::: Material :::
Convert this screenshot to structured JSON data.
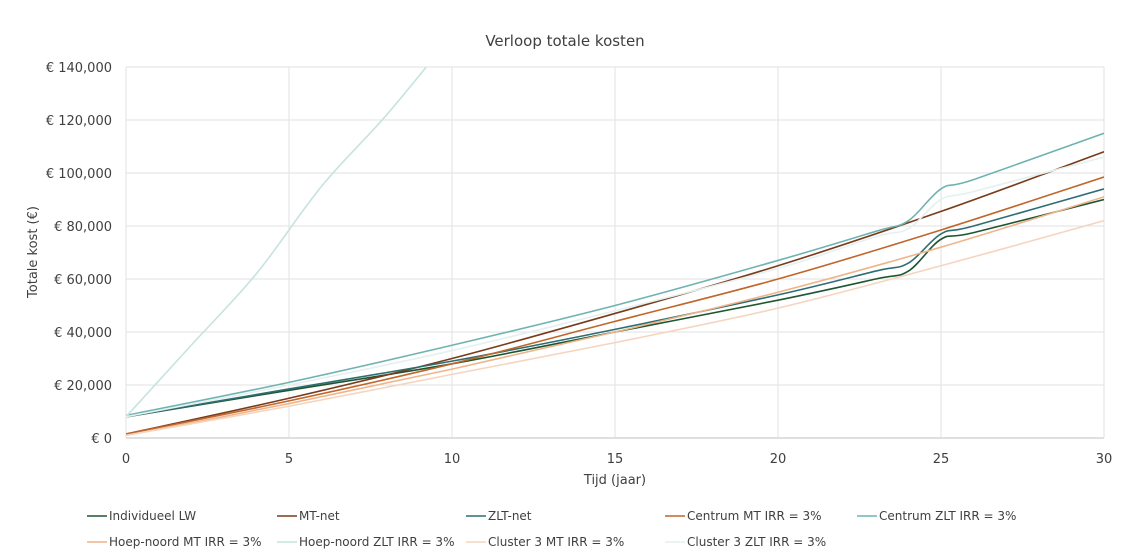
{
  "chart_data": {
    "type": "line",
    "title": "Verloop totale kosten",
    "xlabel": "Tijd (jaar)",
    "ylabel": "Totale kost (€)",
    "xlim": [
      0,
      30
    ],
    "ylim": [
      0,
      140000
    ],
    "xticks": [
      "0",
      "5",
      "10",
      "15",
      "20",
      "25",
      "30"
    ],
    "yticks": [
      "€ 0",
      "€ 20,000",
      "€ 40,000",
      "€ 60,000",
      "€ 80,000",
      "€ 100,000",
      "€ 120,000",
      "€ 140,000"
    ],
    "grid": true,
    "legend_position": "bottom",
    "series": [
      {
        "name": "Individueel LW",
        "color": "#1e5631",
        "x": [
          0,
          5,
          10,
          15,
          20,
          23,
          24,
          25,
          26,
          30
        ],
        "y": [
          8000,
          18000,
          28000,
          40000,
          52000,
          60000,
          63000,
          75000,
          77500,
          90000
        ]
      },
      {
        "name": "MT-net",
        "color": "#7a3b1a",
        "x": [
          0,
          5,
          10,
          15,
          20,
          25,
          30
        ],
        "y": [
          1500,
          15000,
          30000,
          47000,
          65000,
          85500,
          108000
        ]
      },
      {
        "name": "ZLT-net",
        "color": "#2e6e73",
        "x": [
          0,
          5,
          10,
          15,
          20,
          23,
          24,
          25,
          26,
          30
        ],
        "y": [
          8000,
          18500,
          29000,
          41000,
          54000,
          63000,
          66000,
          77000,
          80000,
          94000
        ]
      },
      {
        "name": "Centrum MT IRR = 3%",
        "color": "#c0662a",
        "x": [
          0,
          5,
          10,
          15,
          20,
          25,
          30
        ],
        "y": [
          1500,
          14000,
          28000,
          44000,
          60000,
          78500,
          98500
        ]
      },
      {
        "name": "Centrum ZLT IRR = 3%",
        "color": "#6fb3b0",
        "x": [
          0,
          5,
          10,
          15,
          20,
          23,
          24,
          25,
          26,
          30
        ],
        "y": [
          8500,
          21000,
          35000,
          50000,
          67000,
          78000,
          82000,
          94000,
          97500,
          115000
        ]
      },
      {
        "name": "Hoep-noord MT IRR = 3%",
        "color": "#f0b48a",
        "x": [
          0,
          5,
          10,
          15,
          20,
          25,
          30
        ],
        "y": [
          1000,
          13000,
          26000,
          40000,
          55000,
          72000,
          91000
        ]
      },
      {
        "name": "Hoep-noord ZLT IRR = 3%",
        "color": "#c5e3e0",
        "x": [
          0,
          2,
          4,
          6,
          8,
          10
        ],
        "y": [
          8000,
          35000,
          62000,
          95000,
          122000,
          152000
        ]
      },
      {
        "name": "Cluster 3 MT IRR = 3%",
        "color": "#f6d5bf",
        "x": [
          0,
          5,
          10,
          15,
          20,
          25,
          30
        ],
        "y": [
          1000,
          12000,
          24000,
          36000,
          49000,
          65000,
          82000
        ]
      },
      {
        "name": "Cluster 3 ZLT IRR = 3%",
        "color": "#e4f1f0",
        "x": [
          0,
          5,
          10,
          15,
          20,
          23,
          24,
          25,
          26,
          30
        ],
        "y": [
          8000,
          20000,
          33000,
          48000,
          64000,
          76000,
          79000,
          90000,
          93000,
          106000
        ]
      }
    ]
  }
}
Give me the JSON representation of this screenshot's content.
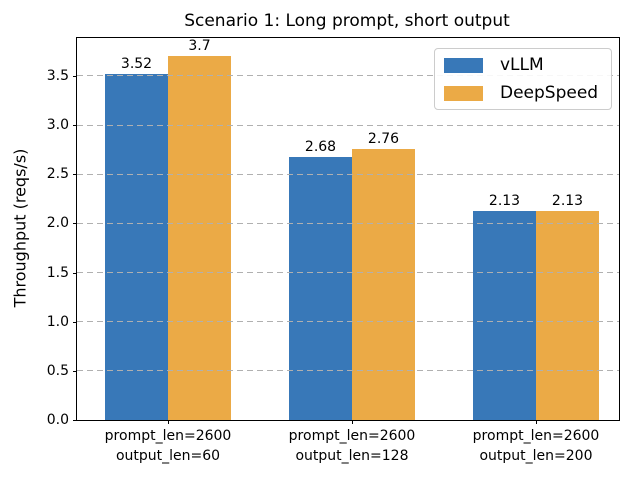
:::
Leave the images out and output the remaining material exactly as it stands.

=== Answer for this exercise ===
Convert this screenshot to structured JSON data.
{
  "chart_data": {
    "type": "line",
    "title": "Verloop totale kosten",
    "xlabel": "Tijd (jaar)",
    "ylabel": "Totale kost (€)",
    "xlim": [
      0,
      30
    ],
    "ylim": [
      0,
      140000
    ],
    "xticks": [
      "0",
      "5",
      "10",
      "15",
      "20",
      "25",
      "30"
    ],
    "yticks": [
      "€ 0",
      "€ 20,000",
      "€ 40,000",
      "€ 60,000",
      "€ 80,000",
      "€ 100,000",
      "€ 120,000",
      "€ 140,000"
    ],
    "grid": true,
    "legend_position": "bottom",
    "series": [
      {
        "name": "Individueel LW",
        "color": "#1e5631",
        "x": [
          0,
          5,
          10,
          15,
          20,
          23,
          24,
          25,
          26,
          30
        ],
        "y": [
          8000,
          18000,
          28000,
          40000,
          52000,
          60000,
          63000,
          75000,
          77500,
          90000
        ]
      },
      {
        "name": "MT-net",
        "color": "#7a3b1a",
        "x": [
          0,
          5,
          10,
          15,
          20,
          25,
          30
        ],
        "y": [
          1500,
          15000,
          30000,
          47000,
          65000,
          85500,
          108000
        ]
      },
      {
        "name": "ZLT-net",
        "color": "#2e6e73",
        "x": [
          0,
          5,
          10,
          15,
          20,
          23,
          24,
          25,
          26,
          30
        ],
        "y": [
          8000,
          18500,
          29000,
          41000,
          54000,
          63000,
          66000,
          77000,
          80000,
          94000
        ]
      },
      {
        "name": "Centrum MT IRR = 3%",
        "color": "#c0662a",
        "x": [
          0,
          5,
          10,
          15,
          20,
          25,
          30
        ],
        "y": [
          1500,
          14000,
          28000,
          44000,
          60000,
          78500,
          98500
        ]
      },
      {
        "name": "Centrum ZLT IRR = 3%",
        "color": "#6fb3b0",
        "x": [
          0,
          5,
          10,
          15,
          20,
          23,
          24,
          25,
          26,
          30
        ],
        "y": [
          8500,
          21000,
          35000,
          50000,
          67000,
          78000,
          82000,
          94000,
          97500,
          115000
        ]
      },
      {
        "name": "Hoep-noord MT IRR = 3%",
        "color": "#f0b48a",
        "x": [
          0,
          5,
          10,
          15,
          20,
          25,
          30
        ],
        "y": [
          1000,
          13000,
          26000,
          40000,
          55000,
          72000,
          91000
        ]
      },
      {
        "name": "Hoep-noord ZLT IRR = 3%",
        "color": "#c5e3e0",
        "x": [
          0,
          2,
          4,
          6,
          8,
          10
        ],
        "y": [
          8000,
          35000,
          62000,
          95000,
          122000,
          152000
        ]
      },
      {
        "name": "Cluster 3 MT IRR = 3%",
        "color": "#f6d5bf",
        "x": [
          0,
          5,
          10,
          15,
          20,
          25,
          30
        ],
        "y": [
          1000,
          12000,
          24000,
          36000,
          49000,
          65000,
          82000
        ]
      },
      {
        "name": "Cluster 3 ZLT IRR = 3%",
        "color": "#e4f1f0",
        "x": [
          0,
          5,
          10,
          15,
          20,
          23,
          24,
          25,
          26,
          30
        ],
        "y": [
          8000,
          20000,
          33000,
          48000,
          64000,
          76000,
          79000,
          90000,
          93000,
          106000
        ]
      }
    ]
  }
}
Give me the JSON representation of this screenshot's content.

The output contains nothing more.